**** Data supplied ****

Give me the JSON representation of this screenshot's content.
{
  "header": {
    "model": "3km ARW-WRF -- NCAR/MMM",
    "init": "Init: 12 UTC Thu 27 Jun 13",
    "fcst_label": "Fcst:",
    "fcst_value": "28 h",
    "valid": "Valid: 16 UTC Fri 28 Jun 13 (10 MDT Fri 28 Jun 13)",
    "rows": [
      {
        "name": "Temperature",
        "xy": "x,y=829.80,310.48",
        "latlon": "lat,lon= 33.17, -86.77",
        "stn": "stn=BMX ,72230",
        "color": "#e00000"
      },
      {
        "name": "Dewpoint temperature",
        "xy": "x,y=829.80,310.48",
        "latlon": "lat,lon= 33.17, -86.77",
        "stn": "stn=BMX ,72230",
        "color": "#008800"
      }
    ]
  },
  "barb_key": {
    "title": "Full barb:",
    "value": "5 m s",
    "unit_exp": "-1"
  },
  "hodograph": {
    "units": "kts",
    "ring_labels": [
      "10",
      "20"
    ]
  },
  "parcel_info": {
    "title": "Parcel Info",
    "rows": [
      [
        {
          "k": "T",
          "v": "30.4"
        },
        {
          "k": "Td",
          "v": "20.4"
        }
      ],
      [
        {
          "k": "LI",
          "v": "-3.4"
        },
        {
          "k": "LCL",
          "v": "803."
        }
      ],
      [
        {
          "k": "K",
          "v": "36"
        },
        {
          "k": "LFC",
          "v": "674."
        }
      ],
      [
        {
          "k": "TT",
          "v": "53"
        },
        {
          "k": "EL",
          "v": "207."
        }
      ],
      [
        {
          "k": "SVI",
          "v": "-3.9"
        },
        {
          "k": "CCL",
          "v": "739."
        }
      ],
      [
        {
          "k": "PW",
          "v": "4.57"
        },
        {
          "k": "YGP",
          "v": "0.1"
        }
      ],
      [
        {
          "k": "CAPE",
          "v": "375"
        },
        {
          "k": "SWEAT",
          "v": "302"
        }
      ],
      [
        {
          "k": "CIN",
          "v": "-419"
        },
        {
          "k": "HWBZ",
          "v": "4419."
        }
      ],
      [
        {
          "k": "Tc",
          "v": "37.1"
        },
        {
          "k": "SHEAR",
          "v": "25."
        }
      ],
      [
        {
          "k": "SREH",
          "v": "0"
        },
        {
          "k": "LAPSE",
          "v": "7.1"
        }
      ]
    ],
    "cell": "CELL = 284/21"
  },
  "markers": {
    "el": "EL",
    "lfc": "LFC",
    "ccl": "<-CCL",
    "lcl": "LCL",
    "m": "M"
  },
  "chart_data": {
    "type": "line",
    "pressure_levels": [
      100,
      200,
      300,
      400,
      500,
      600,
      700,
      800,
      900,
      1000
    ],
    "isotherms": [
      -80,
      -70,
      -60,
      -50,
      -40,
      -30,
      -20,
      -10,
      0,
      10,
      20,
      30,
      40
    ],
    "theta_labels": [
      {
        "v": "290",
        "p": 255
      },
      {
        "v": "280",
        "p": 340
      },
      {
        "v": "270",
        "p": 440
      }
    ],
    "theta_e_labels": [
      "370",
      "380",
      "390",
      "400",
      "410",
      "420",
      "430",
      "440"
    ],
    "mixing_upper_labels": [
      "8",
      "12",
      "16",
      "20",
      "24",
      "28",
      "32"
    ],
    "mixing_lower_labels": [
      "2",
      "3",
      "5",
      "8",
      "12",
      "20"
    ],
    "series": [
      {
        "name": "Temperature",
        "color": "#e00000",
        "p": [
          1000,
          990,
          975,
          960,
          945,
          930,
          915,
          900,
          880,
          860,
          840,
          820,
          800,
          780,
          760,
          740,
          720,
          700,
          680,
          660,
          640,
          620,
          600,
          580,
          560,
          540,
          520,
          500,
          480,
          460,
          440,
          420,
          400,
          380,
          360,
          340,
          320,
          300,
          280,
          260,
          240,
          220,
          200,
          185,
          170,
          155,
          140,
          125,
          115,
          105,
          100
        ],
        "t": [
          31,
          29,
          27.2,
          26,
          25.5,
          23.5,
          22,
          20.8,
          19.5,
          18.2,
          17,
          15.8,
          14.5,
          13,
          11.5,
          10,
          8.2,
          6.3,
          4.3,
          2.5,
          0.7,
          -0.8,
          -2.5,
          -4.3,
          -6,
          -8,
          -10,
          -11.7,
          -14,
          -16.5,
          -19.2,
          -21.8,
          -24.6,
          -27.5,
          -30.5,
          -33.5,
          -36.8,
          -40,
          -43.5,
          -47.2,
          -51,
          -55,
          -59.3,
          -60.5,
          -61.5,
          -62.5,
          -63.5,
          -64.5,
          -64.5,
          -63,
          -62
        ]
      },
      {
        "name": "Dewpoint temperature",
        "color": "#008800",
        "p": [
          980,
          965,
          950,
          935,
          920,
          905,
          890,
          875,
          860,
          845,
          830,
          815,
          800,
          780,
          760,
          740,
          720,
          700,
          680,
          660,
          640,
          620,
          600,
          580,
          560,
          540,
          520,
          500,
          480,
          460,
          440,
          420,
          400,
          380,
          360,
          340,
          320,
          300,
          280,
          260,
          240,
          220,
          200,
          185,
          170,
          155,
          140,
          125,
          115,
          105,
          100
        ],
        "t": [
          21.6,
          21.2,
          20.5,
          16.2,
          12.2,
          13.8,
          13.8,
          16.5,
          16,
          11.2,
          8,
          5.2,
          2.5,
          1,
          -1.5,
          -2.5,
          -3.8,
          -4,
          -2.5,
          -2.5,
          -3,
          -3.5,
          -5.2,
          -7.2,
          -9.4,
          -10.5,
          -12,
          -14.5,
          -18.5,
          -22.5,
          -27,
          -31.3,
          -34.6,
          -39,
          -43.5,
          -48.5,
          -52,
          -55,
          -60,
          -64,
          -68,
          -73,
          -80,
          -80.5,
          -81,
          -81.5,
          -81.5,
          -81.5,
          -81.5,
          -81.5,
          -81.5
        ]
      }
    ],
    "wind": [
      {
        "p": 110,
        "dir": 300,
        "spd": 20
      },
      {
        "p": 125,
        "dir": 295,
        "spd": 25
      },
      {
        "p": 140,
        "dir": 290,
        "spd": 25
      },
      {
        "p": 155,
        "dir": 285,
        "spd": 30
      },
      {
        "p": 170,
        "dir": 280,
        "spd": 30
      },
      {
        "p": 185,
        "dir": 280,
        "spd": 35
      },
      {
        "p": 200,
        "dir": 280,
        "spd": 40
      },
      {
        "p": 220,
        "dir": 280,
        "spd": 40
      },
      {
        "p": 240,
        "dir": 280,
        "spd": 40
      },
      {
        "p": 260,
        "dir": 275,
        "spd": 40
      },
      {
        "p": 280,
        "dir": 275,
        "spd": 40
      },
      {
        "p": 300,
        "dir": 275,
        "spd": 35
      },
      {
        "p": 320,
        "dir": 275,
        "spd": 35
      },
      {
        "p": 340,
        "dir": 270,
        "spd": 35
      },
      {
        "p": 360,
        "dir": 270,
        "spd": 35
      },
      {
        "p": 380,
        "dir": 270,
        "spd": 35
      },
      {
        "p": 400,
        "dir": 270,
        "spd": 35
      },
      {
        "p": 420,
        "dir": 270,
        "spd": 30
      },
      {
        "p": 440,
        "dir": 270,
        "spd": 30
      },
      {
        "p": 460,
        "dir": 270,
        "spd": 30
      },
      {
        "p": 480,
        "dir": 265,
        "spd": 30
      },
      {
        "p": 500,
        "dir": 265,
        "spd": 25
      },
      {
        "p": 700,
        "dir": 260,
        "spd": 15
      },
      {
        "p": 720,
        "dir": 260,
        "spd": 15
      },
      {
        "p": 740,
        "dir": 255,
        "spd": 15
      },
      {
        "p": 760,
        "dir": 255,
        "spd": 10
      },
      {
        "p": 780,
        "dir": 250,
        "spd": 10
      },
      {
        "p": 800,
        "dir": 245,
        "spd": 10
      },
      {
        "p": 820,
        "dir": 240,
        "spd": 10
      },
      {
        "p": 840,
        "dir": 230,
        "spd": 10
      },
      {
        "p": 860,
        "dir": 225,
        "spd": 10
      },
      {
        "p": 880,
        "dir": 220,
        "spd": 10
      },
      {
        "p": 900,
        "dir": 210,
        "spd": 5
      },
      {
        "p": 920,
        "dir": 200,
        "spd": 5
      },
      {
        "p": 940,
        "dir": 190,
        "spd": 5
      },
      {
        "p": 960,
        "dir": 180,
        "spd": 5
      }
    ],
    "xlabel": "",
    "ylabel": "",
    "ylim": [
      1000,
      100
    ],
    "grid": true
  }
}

****

Only a number is wanted: how many lines of the material above hold "color"?

=== Exercise solution ===
4